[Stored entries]

- - - - -

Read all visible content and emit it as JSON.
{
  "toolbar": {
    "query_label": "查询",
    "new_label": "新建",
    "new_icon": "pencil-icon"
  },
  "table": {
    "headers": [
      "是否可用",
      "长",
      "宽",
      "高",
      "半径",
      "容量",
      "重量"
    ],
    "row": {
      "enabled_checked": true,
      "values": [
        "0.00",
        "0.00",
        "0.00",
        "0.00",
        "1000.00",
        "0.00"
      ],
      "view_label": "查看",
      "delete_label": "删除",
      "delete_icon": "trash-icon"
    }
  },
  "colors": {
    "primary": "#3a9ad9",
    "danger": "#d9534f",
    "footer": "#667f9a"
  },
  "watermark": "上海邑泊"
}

- - - - -

* [Exercise directions]: Reproduce the data shown above exactly.

* [Right answer]:
Read all visible content and emit it as JSON.
{
  "toolbar": {
    "query_label": "查询",
    "new_label": "新建",
    "new_icon": "pencil-icon"
  },
  "table": {
    "headers": [
      "是否可用",
      "长",
      "宽",
      "高",
      "半径",
      "容量",
      "重量"
    ],
    "row": {
      "enabled_checked": true,
      "values": [
        "0.00",
        "0.00",
        "0.00",
        "0.00",
        "1000.00",
        "0.00"
      ],
      "view_label": "查看",
      "delete_label": "删除",
      "delete_icon": "trash-icon"
    }
  },
  "colors": {
    "primary": "#3a9ad9",
    "danger": "#d9534f",
    "footer": "#667f9a"
  },
  "watermark": "上海邑泊"
}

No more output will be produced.